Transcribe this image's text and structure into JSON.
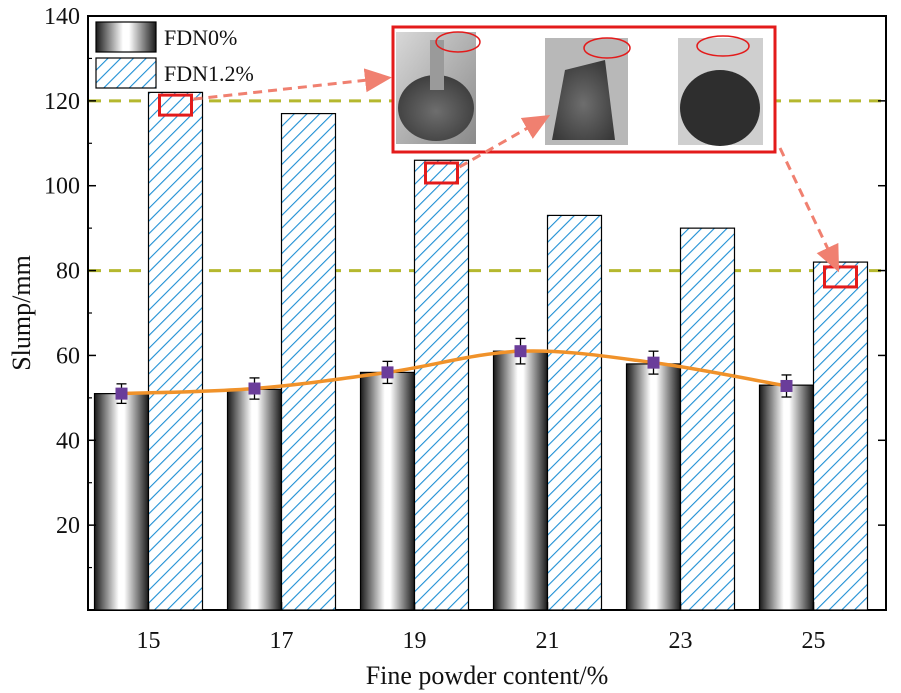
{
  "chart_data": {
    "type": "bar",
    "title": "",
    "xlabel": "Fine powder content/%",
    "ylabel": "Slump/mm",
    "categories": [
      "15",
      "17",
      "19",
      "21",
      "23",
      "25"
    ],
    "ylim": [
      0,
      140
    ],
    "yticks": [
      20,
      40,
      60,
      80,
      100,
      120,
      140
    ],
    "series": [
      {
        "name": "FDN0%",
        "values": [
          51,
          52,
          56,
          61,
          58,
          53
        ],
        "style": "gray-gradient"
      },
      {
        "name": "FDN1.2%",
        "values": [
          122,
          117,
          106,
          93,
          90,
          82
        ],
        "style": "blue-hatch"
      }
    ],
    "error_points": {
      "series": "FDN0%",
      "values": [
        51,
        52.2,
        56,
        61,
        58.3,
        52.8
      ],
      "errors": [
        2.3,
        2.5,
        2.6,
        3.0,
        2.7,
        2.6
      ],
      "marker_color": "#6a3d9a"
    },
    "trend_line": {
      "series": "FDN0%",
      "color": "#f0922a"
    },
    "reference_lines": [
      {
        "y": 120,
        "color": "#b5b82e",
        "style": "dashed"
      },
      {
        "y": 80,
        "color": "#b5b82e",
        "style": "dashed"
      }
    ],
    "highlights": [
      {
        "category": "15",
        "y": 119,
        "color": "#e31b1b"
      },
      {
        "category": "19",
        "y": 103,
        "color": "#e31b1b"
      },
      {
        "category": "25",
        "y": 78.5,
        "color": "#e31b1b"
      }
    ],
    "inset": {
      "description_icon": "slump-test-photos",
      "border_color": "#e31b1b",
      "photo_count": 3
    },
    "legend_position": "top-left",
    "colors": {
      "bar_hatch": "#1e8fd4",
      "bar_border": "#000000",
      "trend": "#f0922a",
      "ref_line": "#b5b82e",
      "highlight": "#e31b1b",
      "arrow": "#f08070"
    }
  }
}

§ Exercise aim: Quote everything in the listing above exactly; pictures are the only thing to omit.

§ Exercise solution:
Transcribe this image's text and structure into JSON.
{
  "chart_data": {
    "type": "bar",
    "title": "",
    "xlabel": "Fine powder content/%",
    "ylabel": "Slump/mm",
    "categories": [
      "15",
      "17",
      "19",
      "21",
      "23",
      "25"
    ],
    "ylim": [
      0,
      140
    ],
    "yticks": [
      20,
      40,
      60,
      80,
      100,
      120,
      140
    ],
    "series": [
      {
        "name": "FDN0%",
        "values": [
          51,
          52,
          56,
          61,
          58,
          53
        ],
        "style": "gray-gradient"
      },
      {
        "name": "FDN1.2%",
        "values": [
          122,
          117,
          106,
          93,
          90,
          82
        ],
        "style": "blue-hatch"
      }
    ],
    "error_points": {
      "series": "FDN0%",
      "values": [
        51,
        52.2,
        56,
        61,
        58.3,
        52.8
      ],
      "errors": [
        2.3,
        2.5,
        2.6,
        3.0,
        2.7,
        2.6
      ],
      "marker_color": "#6a3d9a"
    },
    "trend_line": {
      "series": "FDN0%",
      "color": "#f0922a"
    },
    "reference_lines": [
      {
        "y": 120,
        "color": "#b5b82e",
        "style": "dashed"
      },
      {
        "y": 80,
        "color": "#b5b82e",
        "style": "dashed"
      }
    ],
    "highlights": [
      {
        "category": "15",
        "y": 119,
        "color": "#e31b1b"
      },
      {
        "category": "19",
        "y": 103,
        "color": "#e31b1b"
      },
      {
        "category": "25",
        "y": 78.5,
        "color": "#e31b1b"
      }
    ],
    "inset": {
      "description_icon": "slump-test-photos",
      "border_color": "#e31b1b",
      "photo_count": 3
    },
    "legend_position": "top-left",
    "colors": {
      "bar_hatch": "#1e8fd4",
      "bar_border": "#000000",
      "trend": "#f0922a",
      "ref_line": "#b5b82e",
      "highlight": "#e31b1b",
      "arrow": "#f08070"
    }
  }
}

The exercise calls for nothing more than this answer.